▶ [Aim]
Among the entries that follow, tally the lines with the string "charge". Give no more than the number.

########################################

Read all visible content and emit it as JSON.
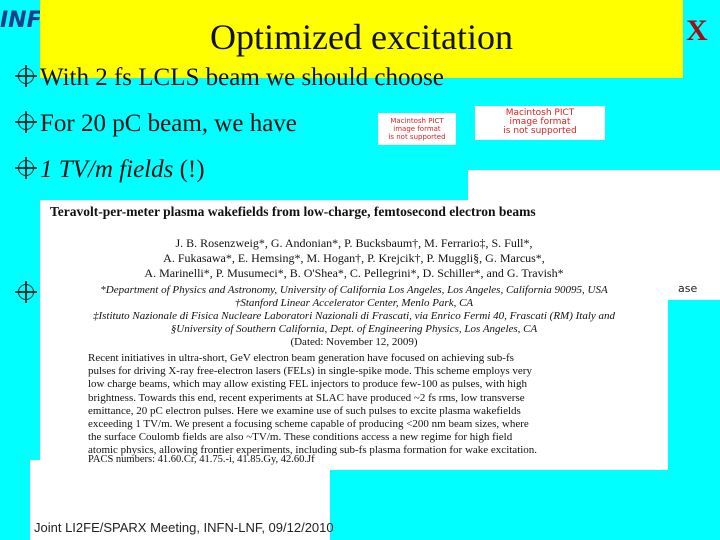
{
  "header": {
    "title": "Optimized excitation",
    "logo_left": "INF",
    "logo_right": "X"
  },
  "bullets": [
    {
      "parts": [
        "With 2 fs LCLS beam we should choose"
      ]
    },
    {
      "parts": [
        "For 20 pC beam, we have"
      ]
    },
    {
      "parts": [
        "1 TV/m fields",
        "(!)"
      ]
    },
    {
      "parts": [
        "ase"
      ]
    }
  ],
  "placeholders": [
    {
      "lines": [
        "Macintosh PICT",
        "image format",
        "is not supported"
      ]
    },
    {
      "lines": [
        "Macintosh PICT",
        "image format",
        "is not supported"
      ]
    }
  ],
  "paper": {
    "title": "Teravolt-per-meter plasma wakefields from low-charge, femtosecond electron beams",
    "authors": [
      "J. B. Rosenzweig*, G. Andonian*, P. Bucksbaum†, M. Ferrario‡, S. Full*,",
      "A. Fukasawa*, E. Hemsing*, M. Hogan†, P. Krejcik†, P. Muggli§, G. Marcus*,",
      "A. Marinelli*, P. Musumeci*, B. O'Shea*, C. Pellegrini*, D. Schiller*, and G. Travish*"
    ],
    "affiliations": [
      "*Department of Physics and Astronomy, University of California Los Angeles, Los Angeles, California 90095, USA",
      "†Stanford Linear Accelerator Center, Menlo Park, CA",
      "‡Istituto Nazionale di Fisica Nucleare Laboratori Nazionali di Frascati, via Enrico Fermi 40, Frascati (RM) Italy and",
      "§University of Southern California, Dept. of Engineering Physics, Los Angeles, CA",
      "(Dated: November 12, 2009)"
    ],
    "abstract": [
      "Recent initiatives in ultra-short, GeV electron beam generation have focused on achieving sub-fs",
      "pulses for driving X-ray free-electron lasers (FELs) in single-spike mode. This scheme employs very",
      "low charge beams, which may allow existing FEL injectors to produce few-100 as pulses, with high",
      "brightness. Towards this end, recent experiments at SLAC have produced ~2 fs rms, low transverse",
      "emittance, 20 pC electron pulses. Here we examine use of such pulses to excite plasma wakefields",
      "exceeding 1 TV/m. We present a focusing scheme capable of producing <200 nm beam sizes, where",
      "the surface Coulomb fields are also ~TV/m. These conditions access a new regime for high field",
      "atomic physics, allowing frontier experiments, including sub-fs plasma formation for wake excitation."
    ],
    "pacs": "PACS numbers: 41.60.Cr, 41.75.-i, 41.85.Gy, 42.60.Jf"
  },
  "footer": "Joint LI2FE/SPARX Meeting, INFN-LNF, 09/12/2010"
}
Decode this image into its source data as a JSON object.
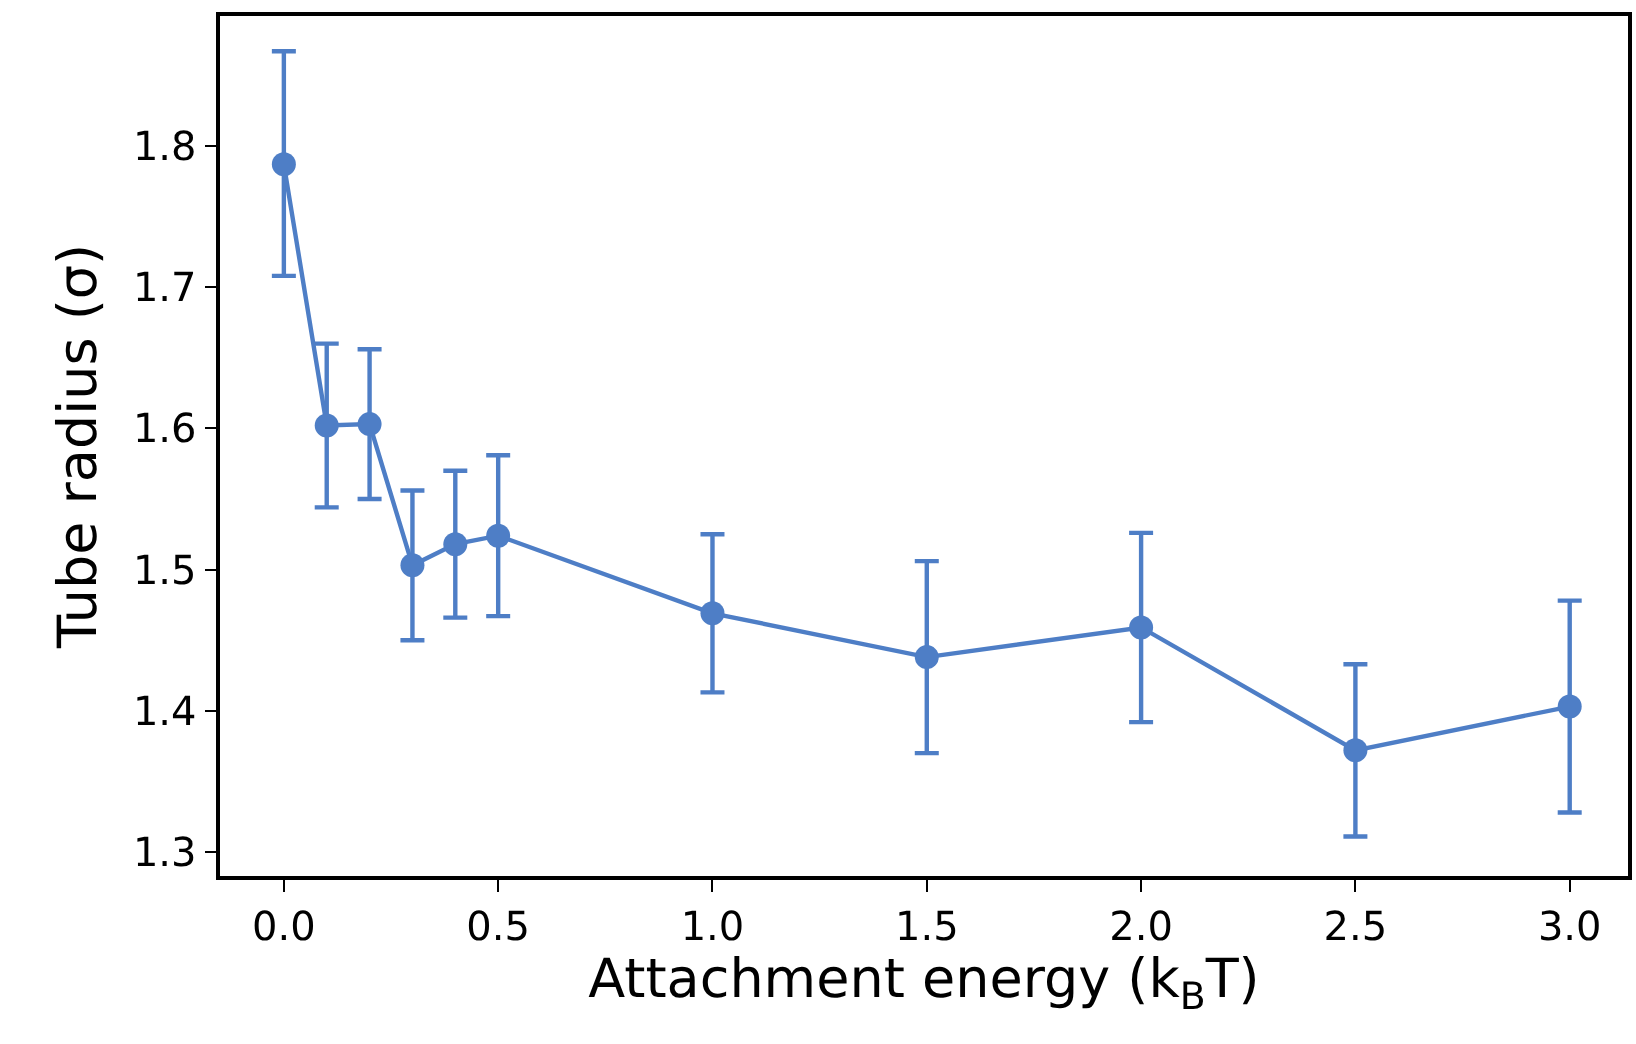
{
  "chart_data": {
    "type": "line",
    "xlabel": "Attachment energy (k$_{B}$T)",
    "ylabel": "Tube radius (σ)",
    "x": [
      0.0,
      0.1,
      0.2,
      0.3,
      0.4,
      0.5,
      1.0,
      1.5,
      2.0,
      2.5,
      3.0
    ],
    "series": [
      {
        "color": "#4e7ec6",
        "values": [
          1.787,
          1.602,
          1.603,
          1.503,
          1.518,
          1.524,
          1.469,
          1.438,
          1.459,
          1.372,
          1.403
        ],
        "errors": [
          [
            1.708,
            1.867
          ],
          [
            1.544,
            1.66
          ],
          [
            1.55,
            1.656
          ],
          [
            1.45,
            1.556
          ],
          [
            1.466,
            1.57
          ],
          [
            1.467,
            1.581
          ],
          [
            1.413,
            1.525
          ],
          [
            1.37,
            1.506
          ],
          [
            1.392,
            1.526
          ],
          [
            1.311,
            1.433
          ],
          [
            1.328,
            1.478
          ]
        ]
      }
    ],
    "xlim": [
      -0.149,
      3.136
    ],
    "ylim": [
      1.283,
      1.892
    ],
    "xticks": [
      {
        "value": 0,
        "label": "0.0"
      },
      {
        "value": 0.5,
        "label": "0.5"
      },
      {
        "value": 1,
        "label": "1.0"
      },
      {
        "value": 1.5,
        "label": "1.5"
      },
      {
        "value": 2,
        "label": "2.0"
      },
      {
        "value": 2.5,
        "label": "2.5"
      },
      {
        "value": 3,
        "label": "3.0"
      }
    ],
    "yticks": [
      1.3,
      1.4,
      1.5,
      1.6,
      1.7,
      1.8
    ],
    "marker": "circle",
    "line_style": "solid",
    "legend": false
  }
}
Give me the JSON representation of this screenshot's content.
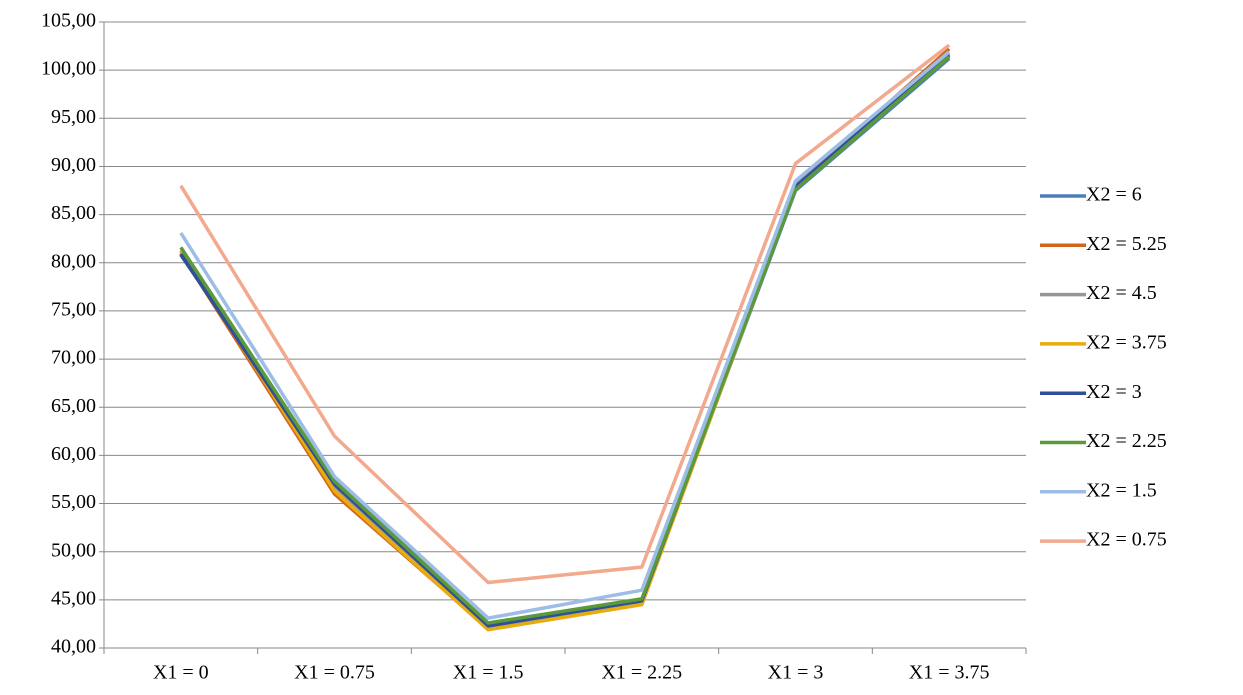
{
  "chart_data": {
    "type": "line",
    "categories": [
      "X1 = 0",
      "X1 = 0.75",
      "X1 = 1.5",
      "X1 = 2.25",
      "X1 = 3",
      "X1 = 3.75"
    ],
    "series": [
      {
        "name": "X2 = 6",
        "color": "#4a7ebb",
        "values": [
          80.8,
          57.5,
          42.5,
          44.8,
          87.5,
          101.2
        ]
      },
      {
        "name": "X2 = 5.25",
        "color": "#d1651c",
        "values": [
          81.0,
          56.0,
          42.0,
          44.6,
          88.0,
          102.2
        ]
      },
      {
        "name": "X2 = 4.5",
        "color": "#969696",
        "values": [
          81.2,
          56.8,
          42.2,
          44.7,
          88.2,
          101.8
        ]
      },
      {
        "name": "X2 = 3.75",
        "color": "#e8ac0c",
        "values": [
          81.3,
          56.3,
          41.9,
          44.5,
          87.8,
          101.5
        ]
      },
      {
        "name": "X2 = 3",
        "color": "#2f4f9a",
        "values": [
          80.9,
          57.0,
          42.3,
          44.9,
          87.9,
          101.6
        ]
      },
      {
        "name": "X2 = 2.25",
        "color": "#5b9a3a",
        "values": [
          81.6,
          57.3,
          42.6,
          45.1,
          87.6,
          101.4
        ]
      },
      {
        "name": "X2 = 1.5",
        "color": "#9dbde6",
        "values": [
          83.1,
          57.8,
          43.1,
          46.0,
          88.5,
          101.9
        ]
      },
      {
        "name": "X2 = 0.75",
        "color": "#f2a98e",
        "values": [
          88.0,
          62.0,
          46.8,
          48.4,
          90.3,
          102.6
        ]
      }
    ],
    "ylim": [
      40,
      105
    ],
    "yticks": [
      {
        "value": 40,
        "label": "40,00"
      },
      {
        "value": 45,
        "label": "45,00"
      },
      {
        "value": 50,
        "label": "50,00"
      },
      {
        "value": 55,
        "label": "55,00"
      },
      {
        "value": 60,
        "label": "60,00"
      },
      {
        "value": 65,
        "label": "65,00"
      },
      {
        "value": 70,
        "label": "70,00"
      },
      {
        "value": 75,
        "label": "75,00"
      },
      {
        "value": 80,
        "label": "80,00"
      },
      {
        "value": 85,
        "label": "85,00"
      },
      {
        "value": 90,
        "label": "90,00"
      },
      {
        "value": 95,
        "label": "95,00"
      },
      {
        "value": 100,
        "label": "100,00"
      },
      {
        "value": 105,
        "label": "105,00"
      }
    ],
    "grid": true,
    "legend_position": "right"
  }
}
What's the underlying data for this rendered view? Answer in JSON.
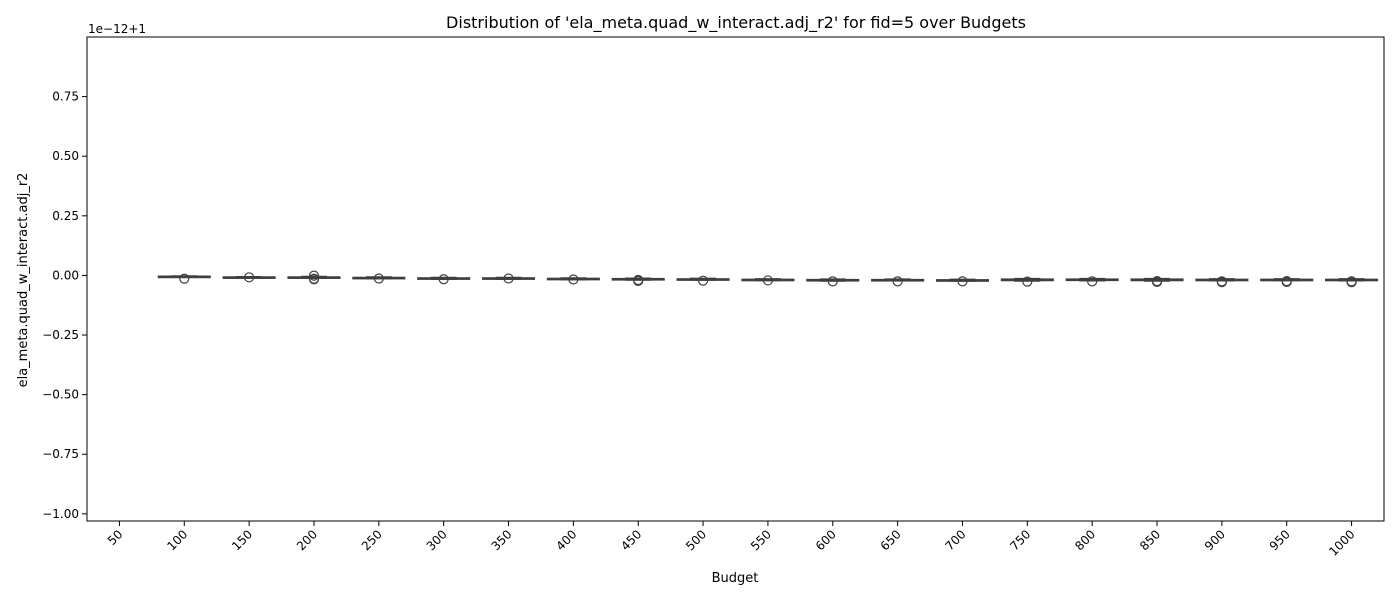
{
  "chart_data": {
    "type": "box",
    "title": "Distribution of 'ela_meta.quad_w_interact.adj_r2' for fid=5 over Budgets",
    "xlabel": "Budget",
    "ylabel": "ela_meta.quad_w_interact.adj_r2",
    "offset_label": "1e−12+1",
    "categories": [
      "50",
      "100",
      "150",
      "200",
      "250",
      "300",
      "350",
      "400",
      "450",
      "500",
      "550",
      "600",
      "650",
      "700",
      "750",
      "800",
      "850",
      "900",
      "950",
      "1000"
    ],
    "y_tick_values": [
      0.75,
      0.5,
      0.25,
      0.0,
      -0.25,
      -0.5,
      -0.75,
      -1.0
    ],
    "y_tick_labels": [
      "0.75",
      "0.50",
      "0.25",
      "0.00",
      "−0.25",
      "−0.50",
      "−0.75",
      "−1.00"
    ],
    "ylim": [
      -1.03,
      1.0
    ],
    "grid": false,
    "series": [
      {
        "boxes": [
          null,
          {
            "whislo": -0.008,
            "q1": -0.006,
            "med": -0.004,
            "q3": -0.003,
            "whishi": -0.002,
            "outliers": [
              -0.014
            ]
          },
          {
            "whislo": -0.011,
            "q1": -0.009,
            "med": -0.008,
            "q3": -0.006,
            "whishi": -0.005,
            "outliers": [
              -0.008
            ]
          },
          {
            "whislo": -0.012,
            "q1": -0.01,
            "med": -0.008,
            "q3": -0.006,
            "whishi": -0.004,
            "outliers": [
              -0.001,
              -0.014,
              -0.016
            ]
          },
          {
            "whislo": -0.014,
            "q1": -0.012,
            "med": -0.01,
            "q3": -0.008,
            "whishi": -0.006,
            "outliers": [
              -0.013
            ]
          },
          {
            "whislo": -0.016,
            "q1": -0.014,
            "med": -0.012,
            "q3": -0.01,
            "whishi": -0.008,
            "outliers": [
              -0.016
            ]
          },
          {
            "whislo": -0.016,
            "q1": -0.014,
            "med": -0.012,
            "q3": -0.01,
            "whishi": -0.008,
            "outliers": [
              -0.013
            ]
          },
          {
            "whislo": -0.018,
            "q1": -0.016,
            "med": -0.014,
            "q3": -0.012,
            "whishi": -0.01,
            "outliers": [
              -0.017
            ]
          },
          {
            "whislo": -0.02,
            "q1": -0.018,
            "med": -0.015,
            "q3": -0.013,
            "whishi": -0.011,
            "outliers": [
              -0.019,
              -0.023
            ]
          },
          {
            "whislo": -0.02,
            "q1": -0.018,
            "med": -0.016,
            "q3": -0.014,
            "whishi": -0.012,
            "outliers": [
              -0.022
            ]
          },
          {
            "whislo": -0.022,
            "q1": -0.02,
            "med": -0.018,
            "q3": -0.016,
            "whishi": -0.014,
            "outliers": [
              -0.021
            ]
          },
          {
            "whislo": -0.024,
            "q1": -0.022,
            "med": -0.019,
            "q3": -0.017,
            "whishi": -0.015,
            "outliers": [
              -0.025
            ]
          },
          {
            "whislo": -0.023,
            "q1": -0.021,
            "med": -0.019,
            "q3": -0.017,
            "whishi": -0.015,
            "outliers": [
              -0.025
            ]
          },
          {
            "whislo": -0.024,
            "q1": -0.022,
            "med": -0.02,
            "q3": -0.018,
            "whishi": -0.016,
            "outliers": [
              -0.025
            ]
          },
          {
            "whislo": -0.024,
            "q1": -0.022,
            "med": -0.02,
            "q3": -0.015,
            "whishi": -0.013,
            "outliers": [
              -0.026
            ]
          },
          {
            "whislo": -0.023,
            "q1": -0.021,
            "med": -0.019,
            "q3": -0.015,
            "whishi": -0.013,
            "outliers": [
              -0.025
            ]
          },
          {
            "whislo": -0.024,
            "q1": -0.022,
            "med": -0.02,
            "q3": -0.015,
            "whishi": -0.013,
            "outliers": [
              -0.024,
              -0.027
            ]
          },
          {
            "whislo": -0.023,
            "q1": -0.021,
            "med": -0.019,
            "q3": -0.016,
            "whishi": -0.014,
            "outliers": [
              -0.025,
              -0.028
            ]
          },
          {
            "whislo": -0.022,
            "q1": -0.02,
            "med": -0.018,
            "q3": -0.016,
            "whishi": -0.014,
            "outliers": [
              -0.024,
              -0.027
            ]
          },
          {
            "whislo": -0.023,
            "q1": -0.021,
            "med": -0.019,
            "q3": -0.016,
            "whishi": -0.014,
            "outliers": [
              -0.025,
              -0.028
            ]
          }
        ]
      }
    ],
    "colors": {
      "box_fill": "#ffffff",
      "line": "#3f3f3f",
      "axis": "#000000"
    }
  }
}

########################################

▶ [Task solution]
2